**To be done:** Copy every line of the records below where the word "distribution" occurs.
── Data supplied ──
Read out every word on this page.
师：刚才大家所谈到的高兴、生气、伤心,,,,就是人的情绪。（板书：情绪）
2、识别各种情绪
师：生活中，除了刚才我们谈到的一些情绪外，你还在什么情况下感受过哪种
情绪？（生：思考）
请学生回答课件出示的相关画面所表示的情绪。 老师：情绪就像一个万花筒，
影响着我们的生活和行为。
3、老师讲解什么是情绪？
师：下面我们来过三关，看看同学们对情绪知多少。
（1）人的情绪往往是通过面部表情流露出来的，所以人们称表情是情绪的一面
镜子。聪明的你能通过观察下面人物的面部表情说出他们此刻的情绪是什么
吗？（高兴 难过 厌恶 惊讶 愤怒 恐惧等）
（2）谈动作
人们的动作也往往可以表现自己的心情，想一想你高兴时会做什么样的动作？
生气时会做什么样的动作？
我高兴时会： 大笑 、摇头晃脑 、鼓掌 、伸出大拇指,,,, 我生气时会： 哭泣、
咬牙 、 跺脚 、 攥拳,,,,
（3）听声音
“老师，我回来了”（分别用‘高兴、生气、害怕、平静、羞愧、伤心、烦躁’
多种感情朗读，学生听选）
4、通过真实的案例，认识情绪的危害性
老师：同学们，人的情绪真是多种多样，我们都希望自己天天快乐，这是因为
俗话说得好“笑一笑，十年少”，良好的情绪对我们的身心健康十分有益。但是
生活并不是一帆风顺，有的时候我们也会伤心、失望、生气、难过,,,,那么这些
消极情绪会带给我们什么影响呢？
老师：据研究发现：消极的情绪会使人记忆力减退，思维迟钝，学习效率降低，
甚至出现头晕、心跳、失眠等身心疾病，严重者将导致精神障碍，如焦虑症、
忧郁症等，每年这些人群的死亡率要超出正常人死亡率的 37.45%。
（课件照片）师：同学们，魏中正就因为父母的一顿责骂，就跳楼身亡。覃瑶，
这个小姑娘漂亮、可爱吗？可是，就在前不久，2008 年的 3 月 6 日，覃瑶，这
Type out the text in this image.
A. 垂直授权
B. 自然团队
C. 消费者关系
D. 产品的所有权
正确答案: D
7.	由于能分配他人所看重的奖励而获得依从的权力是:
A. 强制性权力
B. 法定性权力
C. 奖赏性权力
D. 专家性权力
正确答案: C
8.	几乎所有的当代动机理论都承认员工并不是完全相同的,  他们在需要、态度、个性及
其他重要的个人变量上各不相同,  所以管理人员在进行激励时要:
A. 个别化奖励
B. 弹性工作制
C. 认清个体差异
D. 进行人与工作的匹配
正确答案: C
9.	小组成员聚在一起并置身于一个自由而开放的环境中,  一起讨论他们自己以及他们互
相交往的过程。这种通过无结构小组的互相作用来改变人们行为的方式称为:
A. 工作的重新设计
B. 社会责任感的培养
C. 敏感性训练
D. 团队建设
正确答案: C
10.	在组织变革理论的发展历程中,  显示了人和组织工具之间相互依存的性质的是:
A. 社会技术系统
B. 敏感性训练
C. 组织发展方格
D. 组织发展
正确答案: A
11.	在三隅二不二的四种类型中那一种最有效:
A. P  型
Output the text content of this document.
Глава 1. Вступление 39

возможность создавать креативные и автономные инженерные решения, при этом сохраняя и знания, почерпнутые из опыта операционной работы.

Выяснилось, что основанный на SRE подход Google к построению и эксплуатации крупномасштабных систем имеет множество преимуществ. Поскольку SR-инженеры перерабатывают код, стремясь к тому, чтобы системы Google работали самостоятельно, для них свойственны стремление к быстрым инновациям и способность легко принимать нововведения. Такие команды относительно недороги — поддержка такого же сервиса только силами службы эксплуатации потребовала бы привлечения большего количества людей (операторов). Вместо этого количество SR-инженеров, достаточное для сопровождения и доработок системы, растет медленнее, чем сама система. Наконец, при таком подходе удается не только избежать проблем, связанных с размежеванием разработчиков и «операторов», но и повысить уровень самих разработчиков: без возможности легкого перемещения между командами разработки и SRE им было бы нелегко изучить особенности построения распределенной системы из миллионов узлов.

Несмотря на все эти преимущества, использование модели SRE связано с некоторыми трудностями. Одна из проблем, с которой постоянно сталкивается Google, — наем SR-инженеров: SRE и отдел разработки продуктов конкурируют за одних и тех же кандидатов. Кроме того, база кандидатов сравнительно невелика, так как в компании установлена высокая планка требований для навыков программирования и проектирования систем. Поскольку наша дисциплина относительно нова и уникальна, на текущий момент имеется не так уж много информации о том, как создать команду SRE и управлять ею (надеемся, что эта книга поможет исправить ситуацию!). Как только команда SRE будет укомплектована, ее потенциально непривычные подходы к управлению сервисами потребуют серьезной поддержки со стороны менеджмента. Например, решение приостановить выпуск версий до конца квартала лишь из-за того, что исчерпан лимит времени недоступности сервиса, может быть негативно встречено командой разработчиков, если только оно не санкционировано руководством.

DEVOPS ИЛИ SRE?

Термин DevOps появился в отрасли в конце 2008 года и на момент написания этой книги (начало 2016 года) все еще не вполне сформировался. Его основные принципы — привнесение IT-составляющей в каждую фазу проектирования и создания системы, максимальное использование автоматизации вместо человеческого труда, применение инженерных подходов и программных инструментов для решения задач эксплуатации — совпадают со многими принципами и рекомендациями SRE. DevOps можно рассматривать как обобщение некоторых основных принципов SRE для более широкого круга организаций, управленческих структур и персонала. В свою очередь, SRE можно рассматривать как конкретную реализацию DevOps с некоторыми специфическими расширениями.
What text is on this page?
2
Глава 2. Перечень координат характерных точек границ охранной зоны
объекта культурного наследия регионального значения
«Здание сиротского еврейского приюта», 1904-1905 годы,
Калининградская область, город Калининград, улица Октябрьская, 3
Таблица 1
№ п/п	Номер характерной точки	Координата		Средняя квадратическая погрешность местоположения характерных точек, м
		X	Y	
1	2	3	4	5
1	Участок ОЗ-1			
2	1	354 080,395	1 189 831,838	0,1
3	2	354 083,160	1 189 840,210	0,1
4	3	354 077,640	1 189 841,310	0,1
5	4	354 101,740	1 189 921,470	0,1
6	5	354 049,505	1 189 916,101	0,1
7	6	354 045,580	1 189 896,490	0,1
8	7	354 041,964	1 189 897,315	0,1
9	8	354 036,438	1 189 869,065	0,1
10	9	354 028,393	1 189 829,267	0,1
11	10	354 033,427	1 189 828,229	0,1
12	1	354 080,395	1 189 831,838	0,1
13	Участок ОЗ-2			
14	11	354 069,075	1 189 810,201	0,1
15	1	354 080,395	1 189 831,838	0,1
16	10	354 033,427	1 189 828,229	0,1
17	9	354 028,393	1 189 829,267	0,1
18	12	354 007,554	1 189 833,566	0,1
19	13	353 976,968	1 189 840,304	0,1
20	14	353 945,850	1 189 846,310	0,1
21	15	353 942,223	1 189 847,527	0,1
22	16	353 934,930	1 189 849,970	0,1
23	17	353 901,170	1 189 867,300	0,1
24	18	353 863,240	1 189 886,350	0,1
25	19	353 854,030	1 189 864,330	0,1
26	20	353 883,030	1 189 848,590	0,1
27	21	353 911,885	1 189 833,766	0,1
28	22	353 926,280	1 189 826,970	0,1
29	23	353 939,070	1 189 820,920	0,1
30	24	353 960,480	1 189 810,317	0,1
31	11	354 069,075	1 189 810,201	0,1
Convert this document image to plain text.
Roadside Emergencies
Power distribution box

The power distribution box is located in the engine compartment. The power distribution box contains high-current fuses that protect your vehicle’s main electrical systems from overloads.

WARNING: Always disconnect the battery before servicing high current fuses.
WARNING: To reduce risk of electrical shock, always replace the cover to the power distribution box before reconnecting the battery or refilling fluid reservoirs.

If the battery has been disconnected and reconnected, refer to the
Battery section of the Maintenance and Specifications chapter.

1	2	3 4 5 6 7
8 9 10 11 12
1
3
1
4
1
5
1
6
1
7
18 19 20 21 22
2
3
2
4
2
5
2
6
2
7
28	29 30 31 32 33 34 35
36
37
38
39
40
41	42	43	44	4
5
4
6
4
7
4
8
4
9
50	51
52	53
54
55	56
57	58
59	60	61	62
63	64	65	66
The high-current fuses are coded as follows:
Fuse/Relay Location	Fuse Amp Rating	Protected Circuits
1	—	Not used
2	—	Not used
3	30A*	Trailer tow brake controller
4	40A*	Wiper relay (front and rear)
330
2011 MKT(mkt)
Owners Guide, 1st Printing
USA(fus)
───
**Response to the task:**
Power distribution box
The power distribution box is located in the engine compartment. The power distribution box contains high-current fuses that protect your vehicle’s main electrical systems from overloads.
WARNING: To reduce risk of electrical shock, always replace the cover to the power distribution box before reconnecting the battery or refilling fluid reservoirs.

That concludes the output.